start

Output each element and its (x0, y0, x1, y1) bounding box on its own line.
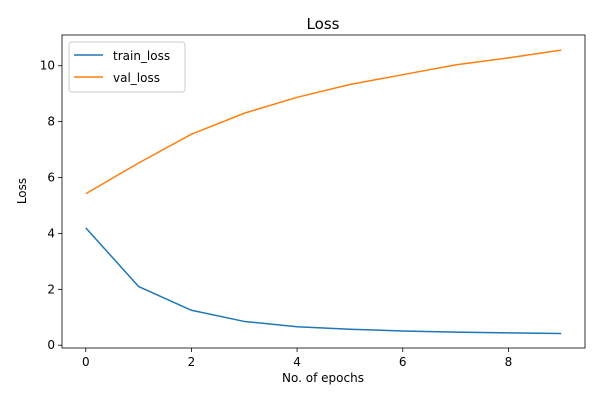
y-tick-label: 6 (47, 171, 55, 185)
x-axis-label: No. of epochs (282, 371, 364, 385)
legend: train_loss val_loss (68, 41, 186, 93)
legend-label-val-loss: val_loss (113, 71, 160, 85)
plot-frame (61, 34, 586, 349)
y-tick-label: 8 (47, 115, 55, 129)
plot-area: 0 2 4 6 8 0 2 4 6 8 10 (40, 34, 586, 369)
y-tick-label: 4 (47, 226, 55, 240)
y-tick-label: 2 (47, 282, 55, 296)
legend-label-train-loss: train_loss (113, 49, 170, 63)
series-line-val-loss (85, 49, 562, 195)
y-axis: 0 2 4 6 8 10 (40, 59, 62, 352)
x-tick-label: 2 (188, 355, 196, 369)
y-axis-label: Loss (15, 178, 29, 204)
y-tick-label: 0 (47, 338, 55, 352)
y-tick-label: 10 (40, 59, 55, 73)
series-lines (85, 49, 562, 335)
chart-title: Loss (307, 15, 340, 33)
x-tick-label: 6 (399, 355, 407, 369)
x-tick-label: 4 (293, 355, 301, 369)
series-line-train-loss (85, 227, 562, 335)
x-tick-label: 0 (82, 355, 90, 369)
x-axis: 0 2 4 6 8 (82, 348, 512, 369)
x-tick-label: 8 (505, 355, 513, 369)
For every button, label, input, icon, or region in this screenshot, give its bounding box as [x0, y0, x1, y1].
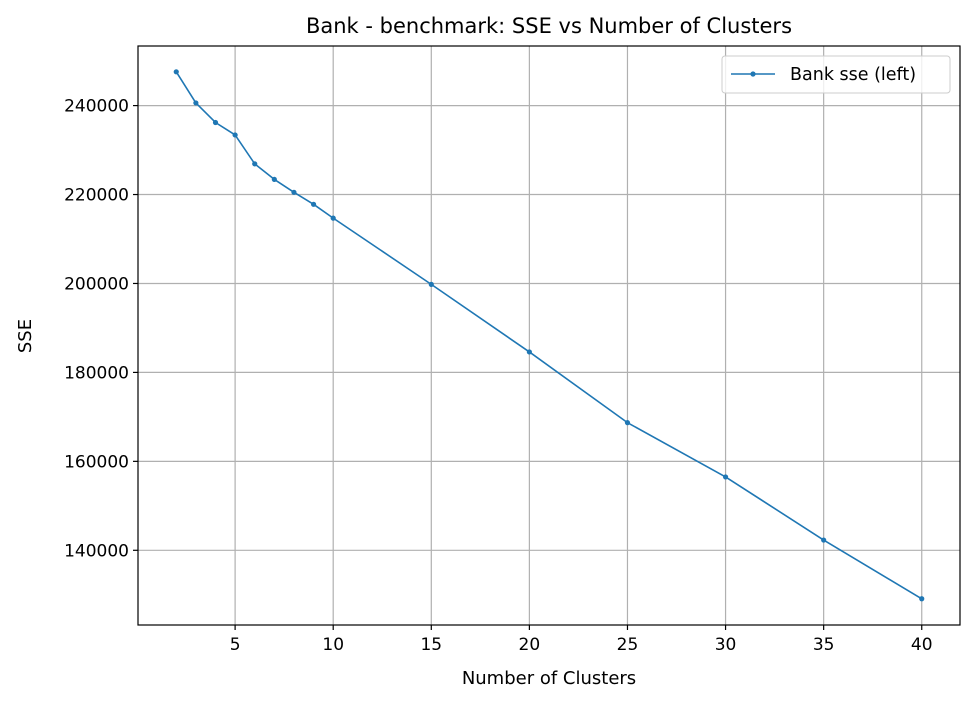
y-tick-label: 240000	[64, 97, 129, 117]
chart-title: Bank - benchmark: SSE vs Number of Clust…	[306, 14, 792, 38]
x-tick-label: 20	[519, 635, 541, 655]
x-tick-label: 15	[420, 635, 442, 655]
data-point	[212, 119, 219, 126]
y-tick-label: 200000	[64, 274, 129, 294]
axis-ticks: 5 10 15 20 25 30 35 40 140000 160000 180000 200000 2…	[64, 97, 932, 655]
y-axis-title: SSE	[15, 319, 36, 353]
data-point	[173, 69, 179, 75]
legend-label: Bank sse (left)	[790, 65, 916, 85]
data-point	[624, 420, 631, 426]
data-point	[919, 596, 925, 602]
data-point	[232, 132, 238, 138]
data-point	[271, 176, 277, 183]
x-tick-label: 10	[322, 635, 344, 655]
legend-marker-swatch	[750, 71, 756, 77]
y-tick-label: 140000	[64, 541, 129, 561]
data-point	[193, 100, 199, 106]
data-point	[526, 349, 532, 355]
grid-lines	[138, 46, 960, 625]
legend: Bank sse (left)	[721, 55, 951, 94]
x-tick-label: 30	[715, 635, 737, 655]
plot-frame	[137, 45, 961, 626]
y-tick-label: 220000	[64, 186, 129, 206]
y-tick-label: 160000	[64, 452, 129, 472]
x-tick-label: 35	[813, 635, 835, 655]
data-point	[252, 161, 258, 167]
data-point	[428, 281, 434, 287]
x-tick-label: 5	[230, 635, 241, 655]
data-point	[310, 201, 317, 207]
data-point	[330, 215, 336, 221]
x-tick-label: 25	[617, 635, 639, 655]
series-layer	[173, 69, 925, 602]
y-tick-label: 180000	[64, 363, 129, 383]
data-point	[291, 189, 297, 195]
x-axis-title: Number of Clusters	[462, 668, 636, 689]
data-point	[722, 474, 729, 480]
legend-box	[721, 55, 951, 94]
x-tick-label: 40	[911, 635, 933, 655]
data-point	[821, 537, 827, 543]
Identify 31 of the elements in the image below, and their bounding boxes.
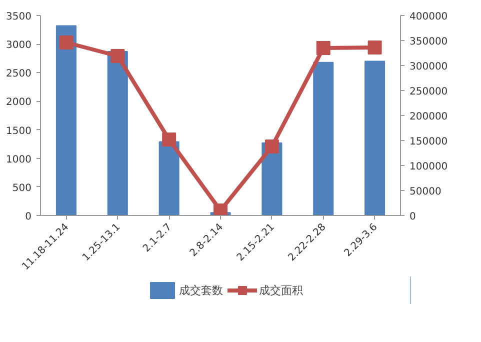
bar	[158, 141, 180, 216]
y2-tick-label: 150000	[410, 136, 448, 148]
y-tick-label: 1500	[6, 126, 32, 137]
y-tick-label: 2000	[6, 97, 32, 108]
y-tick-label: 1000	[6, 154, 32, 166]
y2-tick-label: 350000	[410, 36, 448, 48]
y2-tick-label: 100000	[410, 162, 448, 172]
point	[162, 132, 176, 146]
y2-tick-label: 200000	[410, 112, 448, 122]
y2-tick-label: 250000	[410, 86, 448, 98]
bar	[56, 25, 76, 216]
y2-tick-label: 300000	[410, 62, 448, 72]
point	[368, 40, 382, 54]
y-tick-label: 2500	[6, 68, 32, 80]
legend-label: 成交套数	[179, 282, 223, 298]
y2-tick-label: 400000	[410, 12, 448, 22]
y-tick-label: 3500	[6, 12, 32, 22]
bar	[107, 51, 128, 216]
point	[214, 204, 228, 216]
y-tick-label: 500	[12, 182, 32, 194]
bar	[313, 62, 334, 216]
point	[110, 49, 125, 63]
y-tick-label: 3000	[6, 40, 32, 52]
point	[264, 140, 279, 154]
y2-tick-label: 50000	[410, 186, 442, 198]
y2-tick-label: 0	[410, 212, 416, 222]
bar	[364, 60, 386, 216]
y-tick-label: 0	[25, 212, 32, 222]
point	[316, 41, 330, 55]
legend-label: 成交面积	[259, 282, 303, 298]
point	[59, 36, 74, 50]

end

• _GIVEN PROBLEM_
Give back every line of the records above word for word, from the first line to the last, leaving out the pictures.

• _RIGHT ANSWER_
Output each element and its (x0, y0, x1, y1) bounding box on its own line.
y-tick-label: 6 (47, 171, 55, 185)
x-axis-label: No. of epochs (282, 371, 364, 385)
legend: train_loss val_loss (68, 41, 186, 93)
legend-label-val-loss: val_loss (113, 71, 160, 85)
plot-frame (61, 34, 586, 349)
y-tick-label: 8 (47, 115, 55, 129)
plot-area: 0 2 4 6 8 0 2 4 6 8 10 (40, 34, 586, 369)
y-tick-label: 4 (47, 226, 55, 240)
y-tick-label: 2 (47, 282, 55, 296)
legend-label-train-loss: train_loss (113, 49, 170, 63)
series-line-val-loss (85, 49, 562, 195)
y-axis: 0 2 4 6 8 10 (40, 59, 62, 352)
x-tick-label: 2 (188, 355, 196, 369)
y-axis-label: Loss (15, 178, 29, 204)
y-tick-label: 0 (47, 338, 55, 352)
y-tick-label: 10 (40, 59, 55, 73)
series-lines (85, 49, 562, 335)
chart-title: Loss (307, 15, 340, 33)
x-tick-label: 6 (399, 355, 407, 369)
x-tick-label: 4 (293, 355, 301, 369)
series-line-train-loss (85, 227, 562, 335)
x-tick-label: 0 (82, 355, 90, 369)
x-axis: 0 2 4 6 8 (82, 348, 512, 369)
x-tick-label: 8 (505, 355, 513, 369)
For every button, label, input, icon, or region in this screenshot, give its bounding box as [x0, y0, x1, y1].
y-tick-label: 240000	[64, 97, 129, 117]
chart-title: Bank - benchmark: SSE vs Number of Clust…	[306, 14, 792, 38]
x-tick-label: 20	[519, 635, 541, 655]
x-tick-label: 15	[420, 635, 442, 655]
data-point	[212, 119, 219, 126]
y-tick-label: 200000	[64, 274, 129, 294]
axis-ticks: 5 10 15 20 25 30 35 40 140000 160000 180000 200000 2…	[64, 97, 932, 655]
y-axis-title: SSE	[15, 319, 36, 353]
data-point	[173, 69, 179, 75]
legend-label: Bank sse (left)	[790, 65, 916, 85]
data-point	[624, 420, 631, 426]
data-point	[919, 596, 925, 602]
data-point	[232, 132, 238, 138]
data-point	[271, 176, 277, 183]
x-tick-label: 10	[322, 635, 344, 655]
legend-marker-swatch	[750, 71, 756, 77]
y-tick-label: 140000	[64, 541, 129, 561]
data-point	[193, 100, 199, 106]
data-point	[526, 349, 532, 355]
grid-lines	[138, 46, 960, 625]
legend: Bank sse (left)	[721, 55, 951, 94]
x-tick-label: 30	[715, 635, 737, 655]
plot-frame	[137, 45, 961, 626]
y-tick-label: 220000	[64, 186, 129, 206]
y-tick-label: 160000	[64, 452, 129, 472]
x-tick-label: 35	[813, 635, 835, 655]
data-point	[252, 161, 258, 167]
data-point	[428, 281, 434, 287]
x-tick-label: 5	[230, 635, 241, 655]
data-point	[310, 201, 317, 207]
data-point	[330, 215, 336, 221]
x-tick-label: 25	[617, 635, 639, 655]
series-layer	[173, 69, 925, 602]
y-tick-label: 180000	[64, 363, 129, 383]
data-point	[291, 189, 297, 195]
x-axis-title: Number of Clusters	[462, 668, 636, 689]
data-point	[722, 474, 729, 480]
legend-box	[721, 55, 951, 94]
x-tick-label: 40	[911, 635, 933, 655]
data-point	[821, 537, 827, 543]
Identify 31 of the elements in the image below, and their bounding boxes.
bar	[158, 141, 180, 216]
y2-tick-label: 150000	[410, 136, 448, 148]
y-tick-label: 1500	[6, 126, 32, 137]
y-tick-label: 2000	[6, 97, 32, 108]
y-tick-label: 1000	[6, 154, 32, 166]
y2-tick-label: 350000	[410, 36, 448, 48]
y2-tick-label: 100000	[410, 162, 448, 172]
point	[162, 132, 176, 146]
y2-tick-label: 200000	[410, 112, 448, 122]
y2-tick-label: 250000	[410, 86, 448, 98]
bar	[56, 25, 76, 216]
y2-tick-label: 300000	[410, 62, 448, 72]
point	[368, 40, 382, 54]
y-tick-label: 2500	[6, 68, 32, 80]
legend-label: 成交套数	[179, 282, 223, 298]
y2-tick-label: 400000	[410, 12, 448, 22]
y-tick-label: 3500	[6, 12, 32, 22]
bar	[107, 51, 128, 216]
point	[214, 204, 228, 216]
y-tick-label: 500	[12, 182, 32, 194]
bar	[313, 62, 334, 216]
point	[110, 49, 125, 63]
y-tick-label: 3000	[6, 40, 32, 52]
point	[264, 140, 279, 154]
y2-tick-label: 50000	[410, 186, 442, 198]
y2-tick-label: 0	[410, 212, 416, 222]
bar	[364, 60, 386, 216]
y-tick-label: 0	[25, 212, 32, 222]
point	[316, 41, 330, 55]
legend-label: 成交面积	[259, 282, 303, 298]
point	[59, 36, 74, 50]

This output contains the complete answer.